=== Records for the task ===
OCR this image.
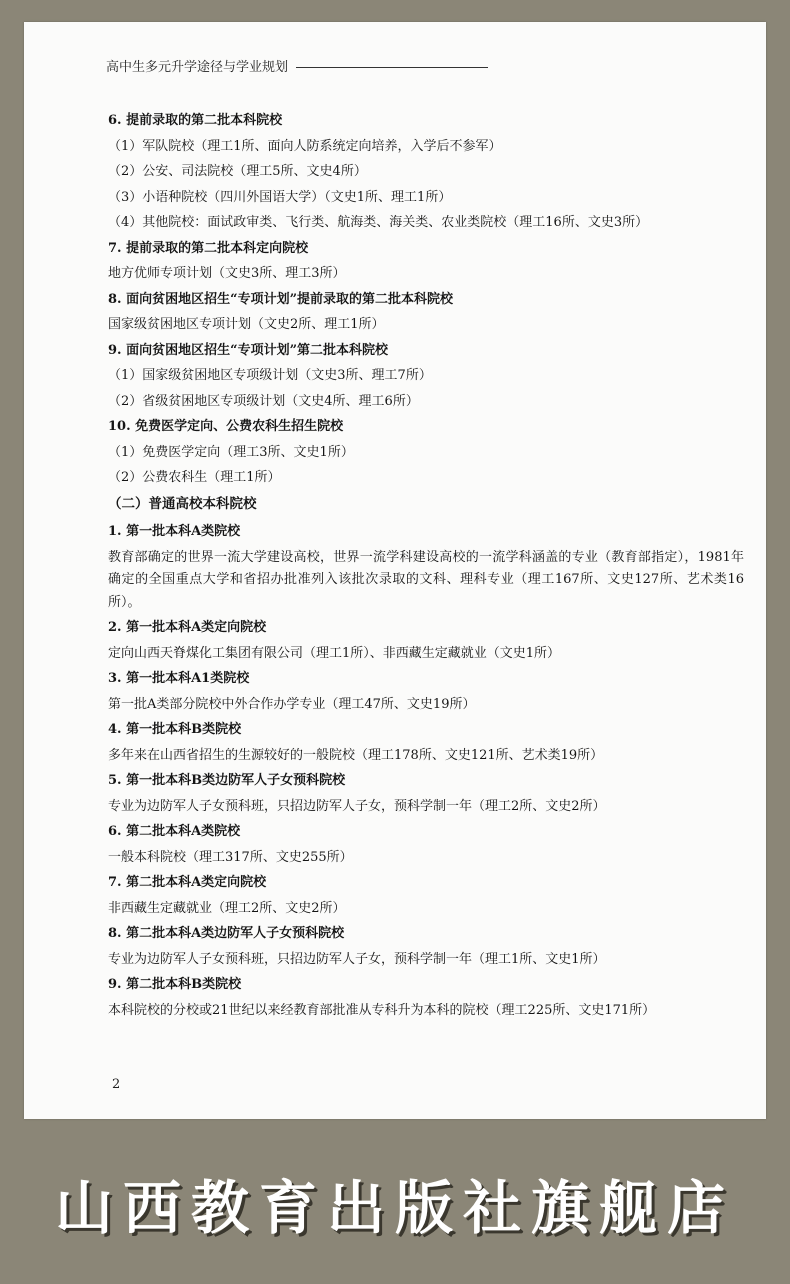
高中生多元升学途径与学业规划
6. 提前录取的第二批本科院校
（1）军队院校（理工1所、面向人防系统定向培养，入学后不参军）
（2）公安、司法院校（理工5所、文史4所）
（3）小语种院校（四川外国语大学）（文史1所、理工1所）
（4）其他院校：面试政审类、飞行类、航海类、海关类、农业类院校（理工16所、文史3所）
7. 提前录取的第二批本科定向院校
地方优师专项计划（文史3所、理工3所）
8. 面向贫困地区招生“专项计划”提前录取的第二批本科院校
国家级贫困地区专项计划（文史2所、理工1所）
9. 面向贫困地区招生“专项计划”第二批本科院校
（1）国家级贫困地区专项级计划（文史3所、理工7所）
（2）省级贫困地区专项级计划（文史4所、理工6所）
10. 免费医学定向、公费农科生招生院校
（1）免费医学定向（理工3所、文史1所）
（2）公费农科生（理工1所）
（二）普通高校本科院校
1. 第一批本科A类院校
教育部确定的世界一流大学建设高校，世界一流学科建设高校的一流学科涵盖的专业（教育部指定），1981年确定的全国重点大学和省招办批准列入该批次录取的文科、理科专业（理工167所、文史127所、艺术类16所）。
2. 第一批本科A类定向院校
定向山西天脊煤化工集团有限公司（理工1所）、非西藏生定藏就业（文史1所）
3. 第一批本科A1类院校
第一批A类部分院校中外合作办学专业（理工47所、文史19所）
4. 第一批本科B类院校
多年来在山西省招生的生源较好的一般院校（理工178所、文史121所、艺术类19所）
5. 第一批本科B类边防军人子女预科院校
专业为边防军人子女预科班，只招边防军人子女，预科学制一年（理工2所、文史2所）
6. 第二批本科A类院校
一般本科院校（理工317所、文史255所）
7. 第二批本科A类定向院校
非西藏生定藏就业（理工2所、文史2所）
8. 第二批本科A类边防军人子女预科院校
专业为边防军人子女预科班，只招边防军人子女，预科学制一年（理工1所、文史1所）
9. 第二批本科B类院校
本科院校的分校或21世纪以来经教育部批准从专科升为本科的院校（理工225所、文史171所）
2
山西教育出版社旗舰店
===
= Exercise =
Repeat the material above in full and unchanged, minus its images.

= Result of the exercise =
OCR this image.
高中生多元升学途径与学业规划
6. 提前录取的第二批本科院校
（1）军队院校（理工1所、面向人防系统定向培养，入学后不参军）
（2）公安、司法院校（理工5所、文史4所）
（3）小语种院校（四川外国语大学）（文史1所、理工1所）
（4）其他院校：面试政审类、飞行类、航海类、海关类、农业类院校（理工16所、文史3所）
7. 提前录取的第二批本科定向院校
地方优师专项计划（文史3所、理工3所）
8. 面向贫困地区招生“专项计划”提前录取的第二批本科院校
国家级贫困地区专项计划（文史2所、理工1所）
9. 面向贫困地区招生“专项计划”第二批本科院校
（1）国家级贫困地区专项级计划（文史3所、理工7所）
（2）省级贫困地区专项级计划（文史4所、理工6所）
10. 免费医学定向、公费农科生招生院校
（1）免费医学定向（理工3所、文史1所）
（2）公费农科生（理工1所）
（二）普通高校本科院校
1. 第一批本科A类院校
教育部确定的世界一流大学建设高校，世界一流学科建设高校的一流学科涵盖的专业（教育部指定），1981年确定的全国重点大学和省招办批准列入该批次录取的文科、理科专业（理工167所、文史127所、艺术类16所）。
2. 第一批本科A类定向院校
定向山西天脊煤化工集团有限公司（理工1所）、非西藏生定藏就业（文史1所）
3. 第一批本科A1类院校
第一批A类部分院校中外合作办学专业（理工47所、文史19所）
4. 第一批本科B类院校
多年来在山西省招生的生源较好的一般院校（理工178所、文史121所、艺术类19所）
5. 第一批本科B类边防军人子女预科院校
专业为边防军人子女预科班，只招边防军人子女，预科学制一年（理工2所、文史2所）
6. 第二批本科A类院校
一般本科院校（理工317所、文史255所）
7. 第二批本科A类定向院校
非西藏生定藏就业（理工2所、文史2所）
8. 第二批本科A类边防军人子女预科院校
专业为边防军人子女预科班，只招边防军人子女，预科学制一年（理工1所、文史1所）
9. 第二批本科B类院校
本科院校的分校或21世纪以来经教育部批准从专科升为本科的院校（理工225所、文史171所）
2
山西教育出版社旗舰店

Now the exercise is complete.